SHORT EXERCISE: A verbatim copy of the records is required, with all pictures left out.

Figure record extracts:
■ ■ ■ ■ ■
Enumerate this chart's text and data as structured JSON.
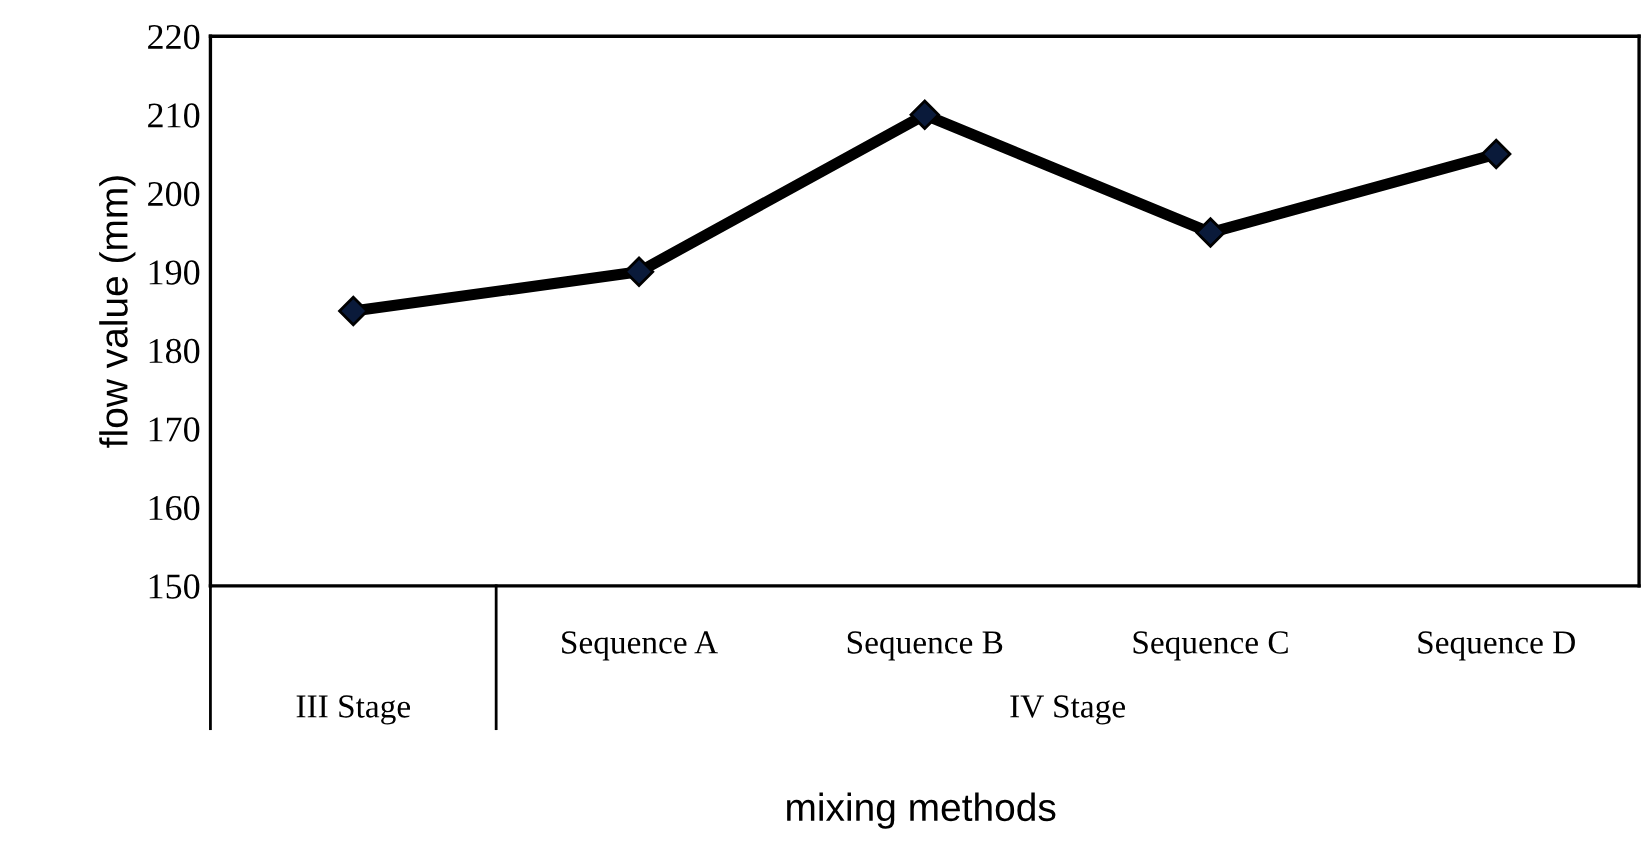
{
  "chart_data": {
    "type": "line",
    "xlabel": "mixing methods",
    "ylabel": "flow value (mm)",
    "categories": [
      null,
      "Sequence A",
      "Sequence B",
      "Sequence C",
      "Sequence D"
    ],
    "series": [
      {
        "color": "#000000",
        "values": [
          185,
          190,
          210,
          195,
          205
        ]
      }
    ],
    "ylim": [
      150,
      220
    ],
    "yticks": [
      150,
      160,
      170,
      180,
      190,
      200,
      210,
      220
    ],
    "marker": "diamond",
    "line_style": "solid",
    "grid": false,
    "legend": false,
    "annotations": [
      "III Stage",
      "IV Stage"
    ]
  }
}
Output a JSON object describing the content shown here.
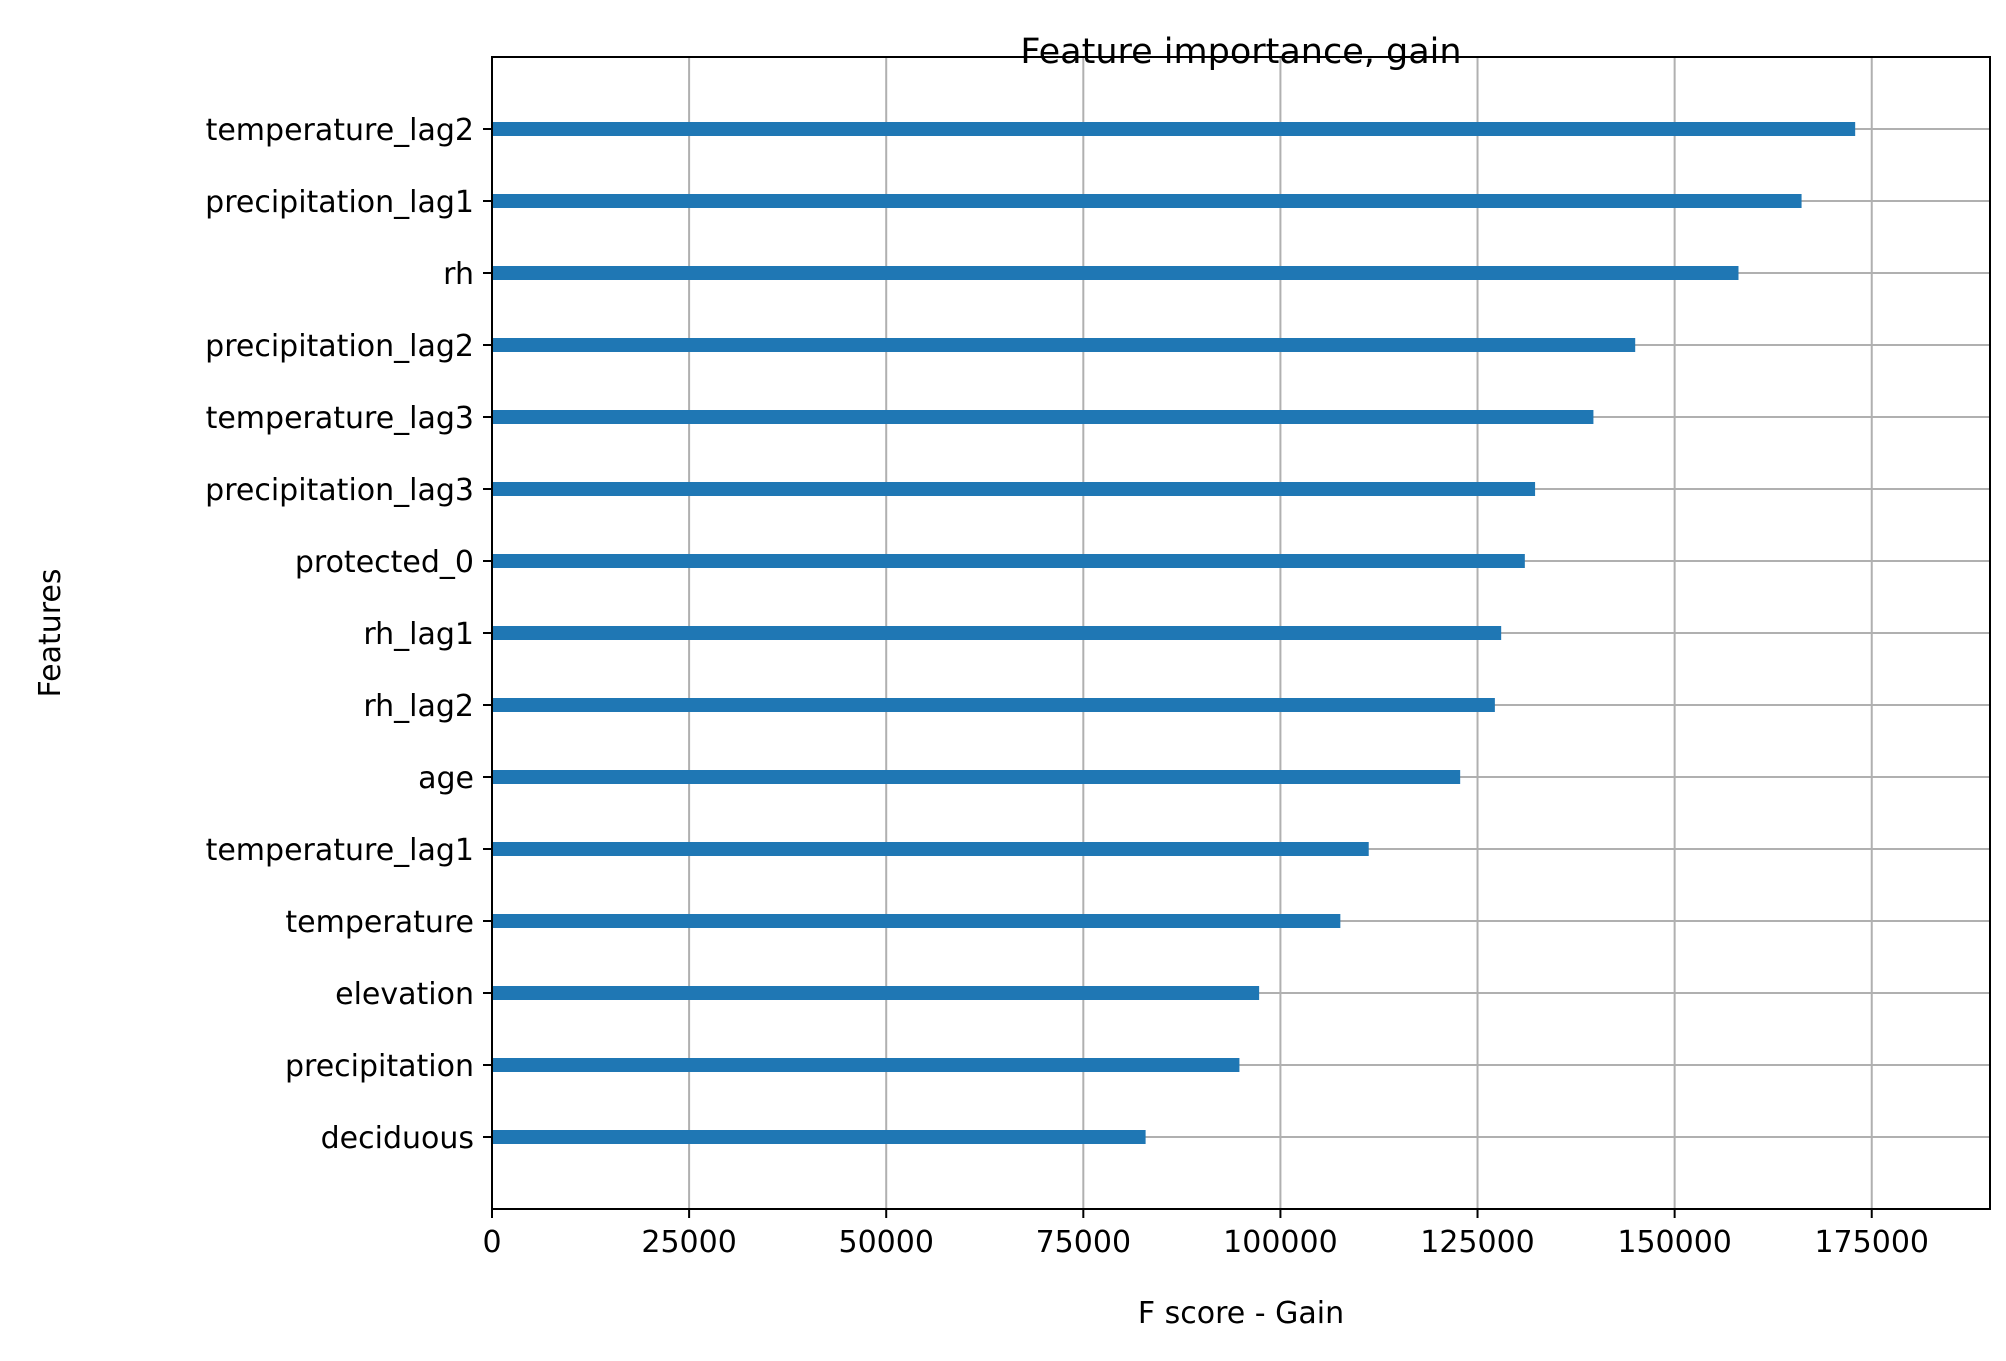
■ ■ ■ ■ ■
REPLY:
Enumerate this chart's text and data as structured JSON.
{
  "chart_data": {
    "type": "line",
    "xlabel": "mixing methods",
    "ylabel": "flow value (mm)",
    "categories": [
      null,
      "Sequence A",
      "Sequence B",
      "Sequence C",
      "Sequence D"
    ],
    "series": [
      {
        "color": "#000000",
        "values": [
          185,
          190,
          210,
          195,
          205
        ]
      }
    ],
    "ylim": [
      150,
      220
    ],
    "yticks": [
      150,
      160,
      170,
      180,
      190,
      200,
      210,
      220
    ],
    "marker": "diamond",
    "line_style": "solid",
    "grid": false,
    "legend": false,
    "annotations": [
      "III Stage",
      "IV Stage"
    ]
  }
}
Output a JSON object describing the content shown here.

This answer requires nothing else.